_Saved data entries_
____________________
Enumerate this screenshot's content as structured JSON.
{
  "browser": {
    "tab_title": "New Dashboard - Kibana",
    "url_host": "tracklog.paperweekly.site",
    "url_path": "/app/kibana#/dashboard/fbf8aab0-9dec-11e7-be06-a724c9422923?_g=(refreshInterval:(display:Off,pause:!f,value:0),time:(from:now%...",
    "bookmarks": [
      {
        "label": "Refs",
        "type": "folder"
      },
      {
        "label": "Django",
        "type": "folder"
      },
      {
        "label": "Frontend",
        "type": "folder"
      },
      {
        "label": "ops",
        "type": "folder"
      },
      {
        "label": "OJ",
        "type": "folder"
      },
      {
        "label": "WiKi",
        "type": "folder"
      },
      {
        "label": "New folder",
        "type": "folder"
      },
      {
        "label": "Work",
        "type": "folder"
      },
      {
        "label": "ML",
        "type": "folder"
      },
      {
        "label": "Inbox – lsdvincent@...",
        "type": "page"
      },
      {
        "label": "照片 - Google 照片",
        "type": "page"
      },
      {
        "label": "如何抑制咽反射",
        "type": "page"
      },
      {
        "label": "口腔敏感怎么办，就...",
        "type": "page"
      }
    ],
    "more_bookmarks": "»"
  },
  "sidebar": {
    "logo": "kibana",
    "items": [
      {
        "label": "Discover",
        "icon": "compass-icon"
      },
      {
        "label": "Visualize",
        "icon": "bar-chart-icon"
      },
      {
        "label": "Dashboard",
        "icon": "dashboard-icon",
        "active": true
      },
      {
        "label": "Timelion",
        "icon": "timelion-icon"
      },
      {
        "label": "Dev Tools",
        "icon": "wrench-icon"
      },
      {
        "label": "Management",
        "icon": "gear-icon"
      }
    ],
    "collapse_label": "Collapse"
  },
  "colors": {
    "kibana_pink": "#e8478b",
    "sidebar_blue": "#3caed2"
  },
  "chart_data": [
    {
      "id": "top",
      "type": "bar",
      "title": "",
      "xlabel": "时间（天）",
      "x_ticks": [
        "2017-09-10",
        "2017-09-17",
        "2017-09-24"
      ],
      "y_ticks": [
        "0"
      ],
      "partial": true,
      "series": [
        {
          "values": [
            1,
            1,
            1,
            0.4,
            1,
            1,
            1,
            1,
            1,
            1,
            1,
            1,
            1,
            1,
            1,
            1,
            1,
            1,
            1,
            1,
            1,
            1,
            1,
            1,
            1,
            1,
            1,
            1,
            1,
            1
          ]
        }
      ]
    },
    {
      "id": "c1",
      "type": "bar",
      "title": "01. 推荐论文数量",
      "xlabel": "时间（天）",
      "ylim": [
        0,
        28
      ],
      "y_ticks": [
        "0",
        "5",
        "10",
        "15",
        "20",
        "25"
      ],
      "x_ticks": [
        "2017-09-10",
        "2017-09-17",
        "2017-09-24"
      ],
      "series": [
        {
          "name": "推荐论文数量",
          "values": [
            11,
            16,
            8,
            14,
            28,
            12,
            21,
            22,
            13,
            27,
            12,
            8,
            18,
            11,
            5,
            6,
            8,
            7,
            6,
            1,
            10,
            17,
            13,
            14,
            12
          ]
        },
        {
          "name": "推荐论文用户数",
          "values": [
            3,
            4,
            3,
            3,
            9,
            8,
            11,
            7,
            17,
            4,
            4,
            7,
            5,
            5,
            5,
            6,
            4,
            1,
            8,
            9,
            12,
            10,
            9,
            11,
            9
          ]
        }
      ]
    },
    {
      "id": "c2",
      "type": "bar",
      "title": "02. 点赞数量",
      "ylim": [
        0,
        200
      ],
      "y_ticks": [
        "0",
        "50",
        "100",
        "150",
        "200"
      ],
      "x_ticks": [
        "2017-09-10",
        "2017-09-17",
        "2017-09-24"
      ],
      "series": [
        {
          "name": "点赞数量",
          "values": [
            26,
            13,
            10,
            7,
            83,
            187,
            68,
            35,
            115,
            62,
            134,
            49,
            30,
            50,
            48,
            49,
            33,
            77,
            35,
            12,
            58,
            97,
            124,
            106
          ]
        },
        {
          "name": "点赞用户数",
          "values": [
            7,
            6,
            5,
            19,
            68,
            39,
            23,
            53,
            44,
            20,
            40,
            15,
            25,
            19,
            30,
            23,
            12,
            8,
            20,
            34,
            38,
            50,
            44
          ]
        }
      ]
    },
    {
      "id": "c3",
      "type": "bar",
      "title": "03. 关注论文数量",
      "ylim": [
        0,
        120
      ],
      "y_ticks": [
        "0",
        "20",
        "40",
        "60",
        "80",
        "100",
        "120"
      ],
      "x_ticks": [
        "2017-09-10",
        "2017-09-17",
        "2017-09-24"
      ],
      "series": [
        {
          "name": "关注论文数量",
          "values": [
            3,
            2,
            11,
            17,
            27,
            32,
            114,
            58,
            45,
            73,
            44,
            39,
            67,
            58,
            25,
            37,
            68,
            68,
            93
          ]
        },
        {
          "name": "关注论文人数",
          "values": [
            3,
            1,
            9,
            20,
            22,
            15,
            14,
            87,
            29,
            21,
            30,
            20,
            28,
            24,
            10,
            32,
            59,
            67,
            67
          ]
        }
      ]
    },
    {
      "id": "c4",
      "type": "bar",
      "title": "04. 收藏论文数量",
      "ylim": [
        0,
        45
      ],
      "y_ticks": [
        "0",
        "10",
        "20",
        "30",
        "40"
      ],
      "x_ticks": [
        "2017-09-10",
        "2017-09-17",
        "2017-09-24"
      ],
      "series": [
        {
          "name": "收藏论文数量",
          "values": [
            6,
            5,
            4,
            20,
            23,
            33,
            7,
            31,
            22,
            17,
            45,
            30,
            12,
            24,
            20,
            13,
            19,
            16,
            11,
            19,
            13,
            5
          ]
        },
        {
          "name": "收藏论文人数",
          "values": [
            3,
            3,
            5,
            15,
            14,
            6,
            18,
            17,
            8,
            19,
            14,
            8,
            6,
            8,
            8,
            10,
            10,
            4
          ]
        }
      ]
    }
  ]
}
____________________
_TASK GOAL_
Copy every line of the entries above in which "icon" occurs.

_EXERCISE RESPONSE_
        "icon": "compass-icon"
        "icon": "bar-chart-icon"
        "icon": "dashboard-icon",
        "icon": "timelion-icon"
        "icon": "wrench-icon"
        "icon": "gear-icon"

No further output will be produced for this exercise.